START DATA SUPPLIED

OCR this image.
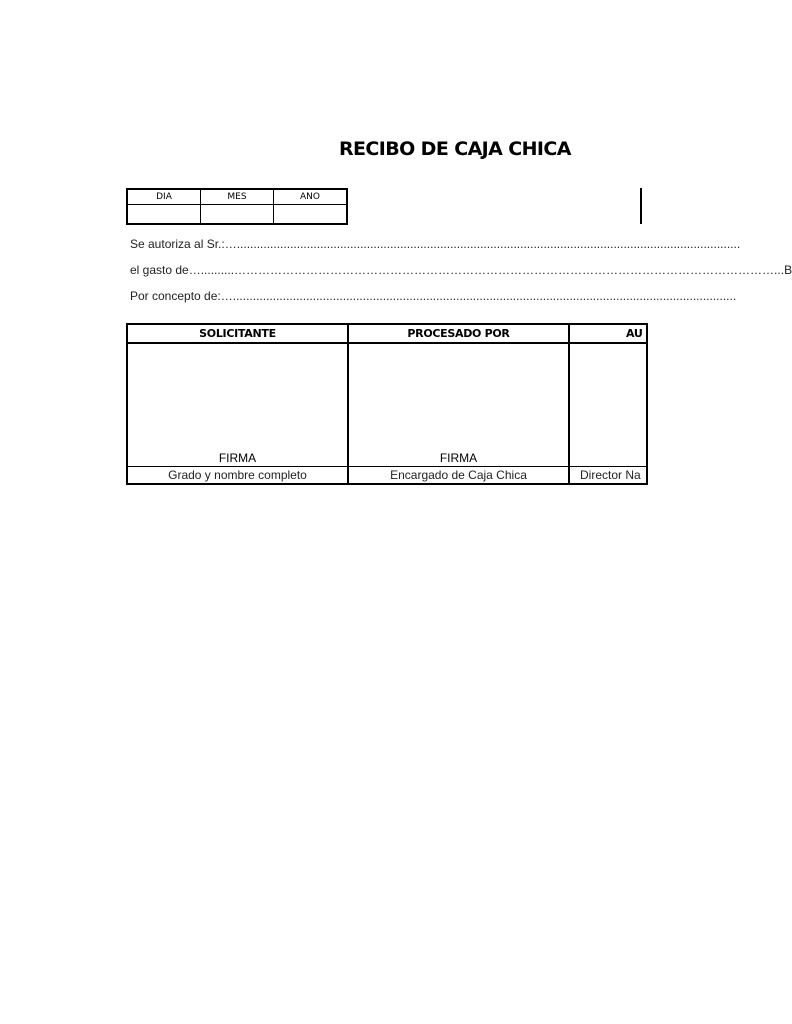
RECIBO DE CAJA CHICA
DIA	MES	ANO

Se autoriza al Sr.:….......................................................................................................................................................
el gasto de…..........………………………………………………………………………………………………………………………...B
Por concepto de:….......................................................................................................................................................
SOLICITANTE	PROCESADO POR	AU

FIRMA	FIRMA	

Grado y nombre completo	Encargado de Caja Chica	Director Na
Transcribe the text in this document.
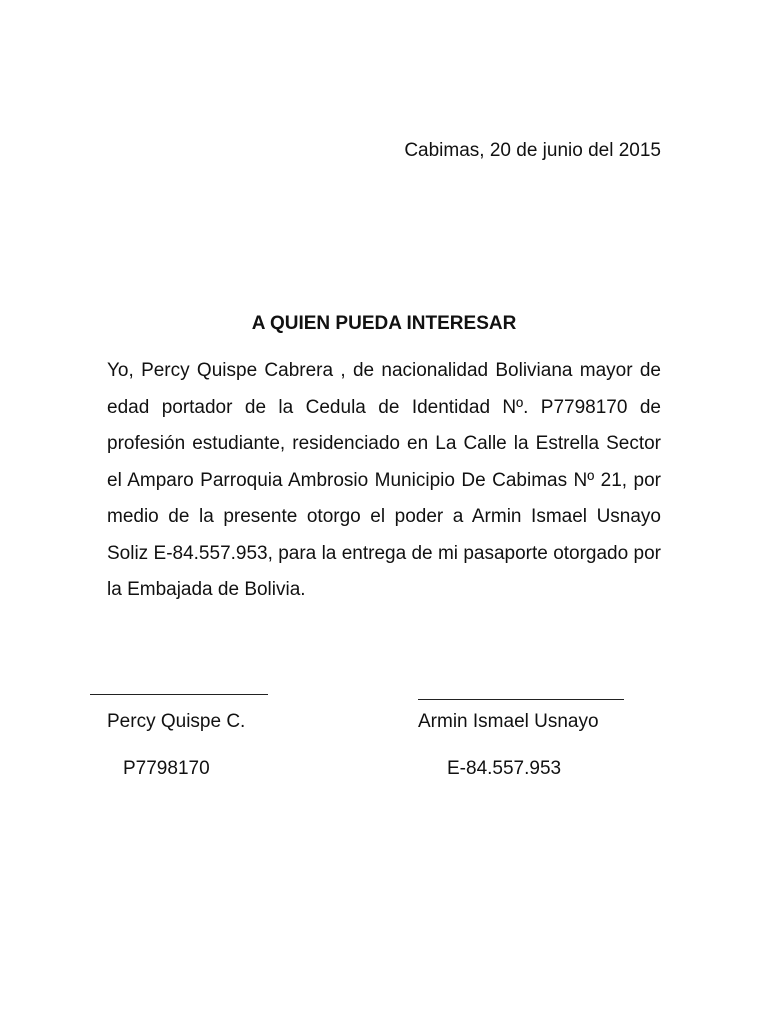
Cabimas, 20 de junio del 2015
A QUIEN PUEDA INTERESAR

Yo, Percy Quispe Cabrera , de nacionalidad Boliviana mayor de edad portador de la Cedula de Identidad Nº. P7798170 de profesión estudiante, residenciado en La Calle la Estrella Sector el Amparo Parroquia Ambrosio Municipio De Cabimas Nº 21, por medio de la presente otorgo el poder a Armin Ismael Usnayo Soliz E-84.557.953, para la entrega de mi pasaporte otorgado por la Embajada de Bolivia.

Percy Quispe C.
P7798170
Armin Ismael Usnayo
E-84.557.953
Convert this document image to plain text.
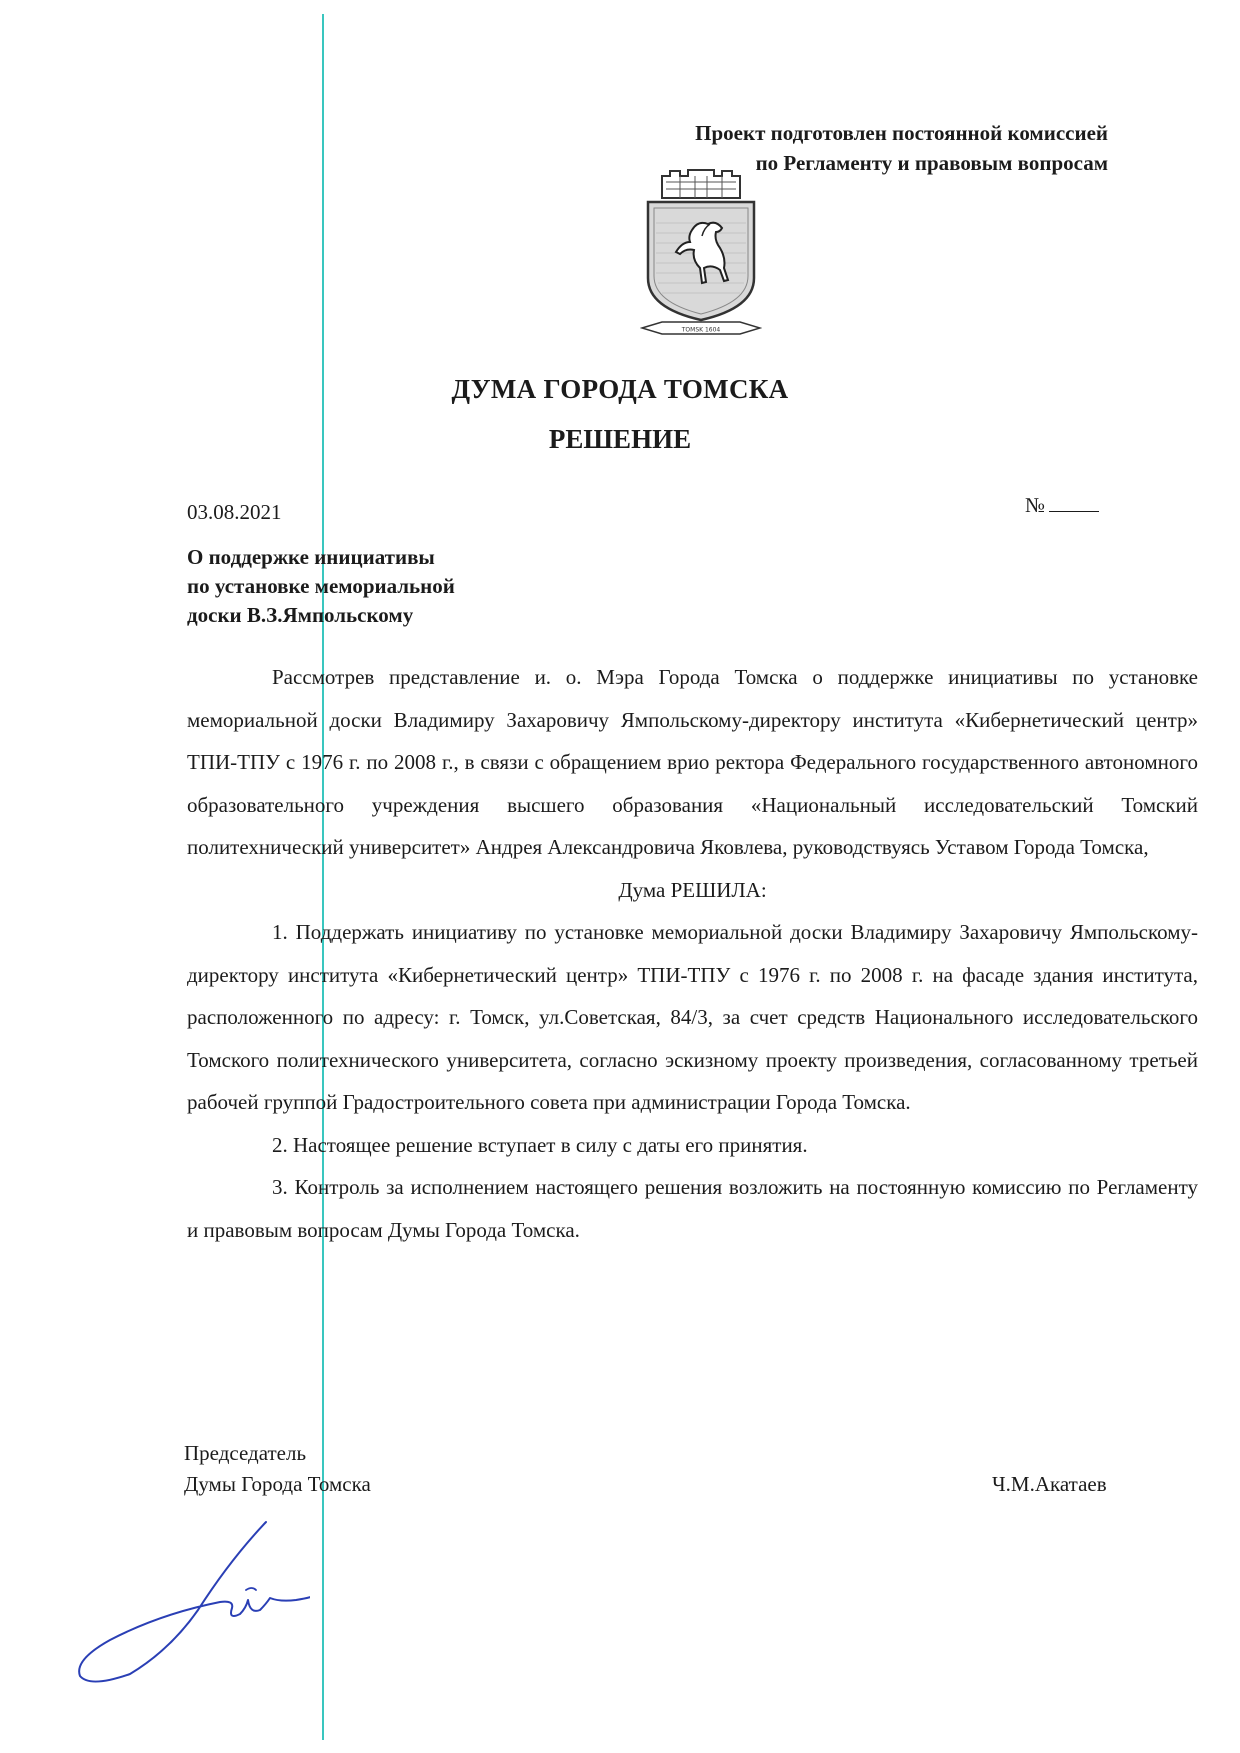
Проект подготовлен постоянной комиссией
по Регламенту и правовым вопросам
TOMSK 1604
ДУМА ГОРОДА ТОМСКА
РЕШЕНИЕ
03.08.2021	№
О поддержке инициативы
по установке мемориальной
доски В.З.Ямпольскому

Рассмотрев представление и. о. Мэра Города Томска о поддержке инициативы по установке мемориальной доски Владимиру Захаровичу Ямпольскому-директору института «Кибернетический центр» ТПИ-ТПУ с 1976 г. по 2008 г., в связи с обращением врио ректора Федерального государственного автономного образовательного учреждения высшего образования «Национальный исследовательский Томский политехнический университет» Андрея Александровича Яковлева, руководствуясь Уставом Города Томска,

Дума РЕШИЛА:

1. Поддержать инициативу по установке мемориальной доски Владимиру Захаровичу Ямпольскому-директору института «Кибернетический центр» ТПИ-ТПУ с 1976 г. по 2008 г. на фасаде здания института, расположенного по адресу: г. Томск, ул.Советская, 84/3, за счет средств Национального исследовательского Томского политехнического университета, согласно эскизному проекту произведения, согласованному третьей рабочей группой Градостроительного совета при администрации Города Томска.

2. Настоящее решение вступает в силу с даты его принятия.

3. Контроль за исполнением настоящего решения возложить на постоянную комиссию по Регламенту и правовым вопросам Думы Города Томска.

Председатель
Думы Города Томска	Ч.М.Акатаев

END DATA SUPPLIED

Gather from the records above every line containing the string "Cabimas".

## TASK OUTPUT
Cabimas, 20 de junio del 2015
Yo, Percy Quispe Cabrera , de nacionalidad Boliviana mayor de edad portador de la Cedula de Identidad Nº. P7798170 de profesión estudiante, residenciado en La Calle la Estrella Sector el Amparo Parroquia Ambrosio Municipio De Cabimas Nº 21, por medio de la presente otorgo el poder a Armin Ismael Usnayo Soliz E-84.557.953, para la entrega de mi pasaporte otorgado por la Embajada de Bolivia.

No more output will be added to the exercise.